GIVEN PROBLEM:
Print the listing as it stands, omitting all images.

··········

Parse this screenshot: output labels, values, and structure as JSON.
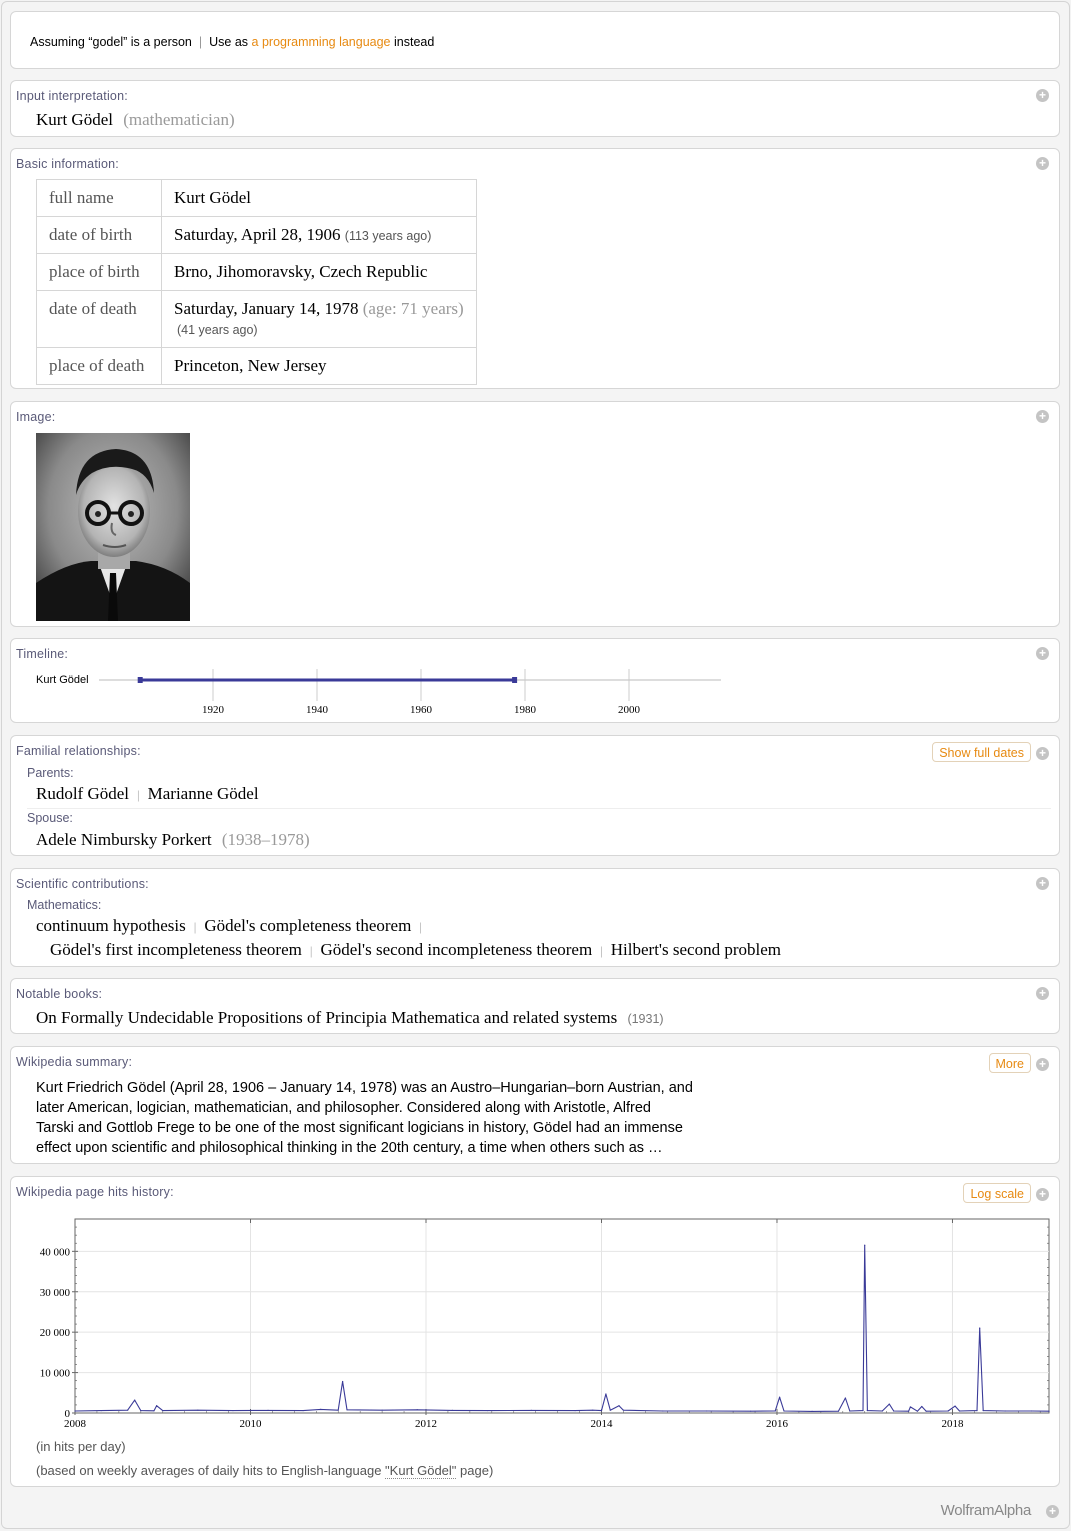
{
  "assumption": {
    "prefix": "Assuming “godel” is a person",
    "separator": "|",
    "use_as": "Use as",
    "link": "a programming language",
    "suffix": "instead"
  },
  "input_interpretation": {
    "title": "Input interpretation:",
    "name": "Kurt Gödel",
    "qualifier": "(mathematician)"
  },
  "basic_information": {
    "title": "Basic information:",
    "rows": [
      {
        "key": "full name",
        "value": "Kurt Gödel",
        "note": "",
        "note2": ""
      },
      {
        "key": "date of birth",
        "value": "Saturday, April 28, 1906",
        "note": "(113 years ago)",
        "note2": ""
      },
      {
        "key": "place of birth",
        "value": "Brno, Jihomoravsky, Czech Republic",
        "note": "",
        "note2": ""
      },
      {
        "key": "date of death",
        "value": "Saturday, January 14, 1978",
        "note": "(age: 71 years)",
        "note2": "(41 years ago)"
      },
      {
        "key": "place of death",
        "value": "Princeton, New Jersey",
        "note": "",
        "note2": ""
      }
    ]
  },
  "image": {
    "title": "Image:"
  },
  "timeline": {
    "title": "Timeline:",
    "person": "Kurt Gödel",
    "start": 1906,
    "end": 1978,
    "ticks": [
      1920,
      1940,
      1960,
      1980,
      2000
    ]
  },
  "familial": {
    "title": "Familial relationships:",
    "button": "Show full dates",
    "parents_label": "Parents:",
    "parents": [
      "Rudolf Gödel",
      "Marianne Gödel"
    ],
    "spouse_label": "Spouse:",
    "spouse": "Adele Nimbursky Porkert",
    "spouse_dates": "(1938–1978)"
  },
  "scientific": {
    "title": "Scientific contributions:",
    "field": "Mathematics:",
    "items": [
      "continuum hypothesis",
      "Gödel's completeness theorem",
      "Gödel's first incompleteness theorem",
      "Gödel's second incompleteness theorem",
      "Hilbert's second problem"
    ]
  },
  "books": {
    "title": "Notable books:",
    "book": "On Formally Undecidable Propositions of Principia Mathematica and related systems",
    "year": "(1931)"
  },
  "wikipedia": {
    "title": "Wikipedia summary:",
    "button": "More",
    "lines": [
      "Kurt Friedrich Gödel (April 28, 1906 – January 14, 1978) was an Austro–Hungarian–born Austrian, and",
      "later American, logician, mathematician, and philosopher. Considered along with Aristotle, Alfred",
      "Tarski and Gottlob Frege to be one of the most significant logicians in history, Gödel had an immense",
      "effect upon scientific and philosophical thinking in the 20th century, a time when others such as …"
    ]
  },
  "page_hits": {
    "title": "Wikipedia page hits history:",
    "button": "Log scale",
    "note1": "(in hits per day)",
    "note2_prefix": "(based on weekly averages of daily hits to English-language ",
    "note2_link": "\"Kurt Gödel\"",
    "note2_suffix": " page)"
  },
  "chart_data": {
    "type": "line",
    "xlim": [
      2008.0,
      2019.1
    ],
    "ylim": [
      0,
      48000
    ],
    "x_ticks": [
      "2008",
      "2010",
      "2012",
      "2014",
      "2016",
      "2018"
    ],
    "y_ticks": [
      "0",
      "10 000",
      "20 000",
      "30 000",
      "40 000"
    ],
    "y_tick_values": [
      0,
      10000,
      20000,
      30000,
      40000
    ],
    "x_tick_values": [
      2008,
      2010,
      2012,
      2014,
      2016,
      2018
    ],
    "baseline": 600,
    "series": [
      {
        "color": "#3a3a98",
        "points": [
          [
            2008.0,
            500
          ],
          [
            2008.3,
            600
          ],
          [
            2008.6,
            700
          ],
          [
            2008.68,
            3200
          ],
          [
            2008.75,
            600
          ],
          [
            2008.9,
            550
          ],
          [
            2008.93,
            1800
          ],
          [
            2009.0,
            600
          ],
          [
            2009.4,
            700
          ],
          [
            2009.8,
            600
          ],
          [
            2010.2,
            650
          ],
          [
            2010.6,
            600
          ],
          [
            2010.8,
            900
          ],
          [
            2011.0,
            700
          ],
          [
            2011.05,
            7800
          ],
          [
            2011.1,
            800
          ],
          [
            2011.5,
            700
          ],
          [
            2011.9,
            800
          ],
          [
            2012.3,
            650
          ],
          [
            2012.7,
            600
          ],
          [
            2013.2,
            650
          ],
          [
            2013.7,
            600
          ],
          [
            2013.9,
            700
          ],
          [
            2014.0,
            600
          ],
          [
            2014.05,
            4700
          ],
          [
            2014.1,
            700
          ],
          [
            2014.2,
            1800
          ],
          [
            2014.25,
            700
          ],
          [
            2014.7,
            500
          ],
          [
            2015.2,
            500
          ],
          [
            2015.7,
            450
          ],
          [
            2015.98,
            500
          ],
          [
            2016.03,
            3900
          ],
          [
            2016.08,
            500
          ],
          [
            2016.4,
            400
          ],
          [
            2016.7,
            450
          ],
          [
            2016.78,
            3700
          ],
          [
            2016.83,
            500
          ],
          [
            2016.98,
            600
          ],
          [
            2017.0,
            41500
          ],
          [
            2017.03,
            600
          ],
          [
            2017.2,
            500
          ],
          [
            2017.28,
            2200
          ],
          [
            2017.33,
            500
          ],
          [
            2017.5,
            450
          ],
          [
            2017.52,
            1500
          ],
          [
            2017.6,
            450
          ],
          [
            2017.65,
            1600
          ],
          [
            2017.7,
            450
          ],
          [
            2017.95,
            500
          ],
          [
            2018.03,
            1700
          ],
          [
            2018.08,
            500
          ],
          [
            2018.28,
            600
          ],
          [
            2018.31,
            21000
          ],
          [
            2018.35,
            600
          ],
          [
            2018.6,
            500
          ],
          [
            2018.9,
            500
          ],
          [
            2019.1,
            450
          ]
        ]
      }
    ]
  },
  "footer": {
    "brand": "WolframAlpha"
  }
}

··········

RESULT FOR THIS TASK:
Parse this screenshot: output labels, values, and structure as JSON.
{
  "assumption": {
    "prefix": "Assuming “godel” is a person",
    "separator": "|",
    "use_as": "Use as",
    "link": "a programming language",
    "suffix": "instead"
  },
  "input_interpretation": {
    "title": "Input interpretation:",
    "name": "Kurt Gödel",
    "qualifier": "(mathematician)"
  },
  "basic_information": {
    "title": "Basic information:",
    "rows": [
      {
        "key": "full name",
        "value": "Kurt Gödel",
        "note": "",
        "note2": ""
      },
      {
        "key": "date of birth",
        "value": "Saturday, April 28, 1906",
        "note": "(113 years ago)",
        "note2": ""
      },
      {
        "key": "place of birth",
        "value": "Brno, Jihomoravsky, Czech Republic",
        "note": "",
        "note2": ""
      },
      {
        "key": "date of death",
        "value": "Saturday, January 14, 1978",
        "note": "(age: 71 years)",
        "note2": "(41 years ago)"
      },
      {
        "key": "place of death",
        "value": "Princeton, New Jersey",
        "note": "",
        "note2": ""
      }
    ]
  },
  "image": {
    "title": "Image:"
  },
  "timeline": {
    "title": "Timeline:",
    "person": "Kurt Gödel",
    "start": 1906,
    "end": 1978,
    "ticks": [
      1920,
      1940,
      1960,
      1980,
      2000
    ]
  },
  "familial": {
    "title": "Familial relationships:",
    "button": "Show full dates",
    "parents_label": "Parents:",
    "parents": [
      "Rudolf Gödel",
      "Marianne Gödel"
    ],
    "spouse_label": "Spouse:",
    "spouse": "Adele Nimbursky Porkert",
    "spouse_dates": "(1938–1978)"
  },
  "scientific": {
    "title": "Scientific contributions:",
    "field": "Mathematics:",
    "items": [
      "continuum hypothesis",
      "Gödel's completeness theorem",
      "Gödel's first incompleteness theorem",
      "Gödel's second incompleteness theorem",
      "Hilbert's second problem"
    ]
  },
  "books": {
    "title": "Notable books:",
    "book": "On Formally Undecidable Propositions of Principia Mathematica and related systems",
    "year": "(1931)"
  },
  "wikipedia": {
    "title": "Wikipedia summary:",
    "button": "More",
    "lines": [
      "Kurt Friedrich Gödel (April 28, 1906 – January 14, 1978) was an Austro–Hungarian–born Austrian, and",
      "later American, logician, mathematician, and philosopher. Considered along with Aristotle, Alfred",
      "Tarski and Gottlob Frege to be one of the most significant logicians in history, Gödel had an immense",
      "effect upon scientific and philosophical thinking in the 20th century, a time when others such as …"
    ]
  },
  "page_hits": {
    "title": "Wikipedia page hits history:",
    "button": "Log scale",
    "note1": "(in hits per day)",
    "note2_prefix": "(based on weekly averages of daily hits to English-language ",
    "note2_link": "\"Kurt Gödel\"",
    "note2_suffix": " page)"
  },
  "chart_data": {
    "type": "line",
    "xlim": [
      2008.0,
      2019.1
    ],
    "ylim": [
      0,
      48000
    ],
    "x_ticks": [
      "2008",
      "2010",
      "2012",
      "2014",
      "2016",
      "2018"
    ],
    "y_ticks": [
      "0",
      "10 000",
      "20 000",
      "30 000",
      "40 000"
    ],
    "y_tick_values": [
      0,
      10000,
      20000,
      30000,
      40000
    ],
    "x_tick_values": [
      2008,
      2010,
      2012,
      2014,
      2016,
      2018
    ],
    "baseline": 600,
    "series": [
      {
        "color": "#3a3a98",
        "points": [
          [
            2008.0,
            500
          ],
          [
            2008.3,
            600
          ],
          [
            2008.6,
            700
          ],
          [
            2008.68,
            3200
          ],
          [
            2008.75,
            600
          ],
          [
            2008.9,
            550
          ],
          [
            2008.93,
            1800
          ],
          [
            2009.0,
            600
          ],
          [
            2009.4,
            700
          ],
          [
            2009.8,
            600
          ],
          [
            2010.2,
            650
          ],
          [
            2010.6,
            600
          ],
          [
            2010.8,
            900
          ],
          [
            2011.0,
            700
          ],
          [
            2011.05,
            7800
          ],
          [
            2011.1,
            800
          ],
          [
            2011.5,
            700
          ],
          [
            2011.9,
            800
          ],
          [
            2012.3,
            650
          ],
          [
            2012.7,
            600
          ],
          [
            2013.2,
            650
          ],
          [
            2013.7,
            600
          ],
          [
            2013.9,
            700
          ],
          [
            2014.0,
            600
          ],
          [
            2014.05,
            4700
          ],
          [
            2014.1,
            700
          ],
          [
            2014.2,
            1800
          ],
          [
            2014.25,
            700
          ],
          [
            2014.7,
            500
          ],
          [
            2015.2,
            500
          ],
          [
            2015.7,
            450
          ],
          [
            2015.98,
            500
          ],
          [
            2016.03,
            3900
          ],
          [
            2016.08,
            500
          ],
          [
            2016.4,
            400
          ],
          [
            2016.7,
            450
          ],
          [
            2016.78,
            3700
          ],
          [
            2016.83,
            500
          ],
          [
            2016.98,
            600
          ],
          [
            2017.0,
            41500
          ],
          [
            2017.03,
            600
          ],
          [
            2017.2,
            500
          ],
          [
            2017.28,
            2200
          ],
          [
            2017.33,
            500
          ],
          [
            2017.5,
            450
          ],
          [
            2017.52,
            1500
          ],
          [
            2017.6,
            450
          ],
          [
            2017.65,
            1600
          ],
          [
            2017.7,
            450
          ],
          [
            2017.95,
            500
          ],
          [
            2018.03,
            1700
          ],
          [
            2018.08,
            500
          ],
          [
            2018.28,
            600
          ],
          [
            2018.31,
            21000
          ],
          [
            2018.35,
            600
          ],
          [
            2018.6,
            500
          ],
          [
            2018.9,
            500
          ],
          [
            2019.1,
            450
          ]
        ]
      }
    ]
  },
  "footer": {
    "brand": "WolframAlpha"
  }
}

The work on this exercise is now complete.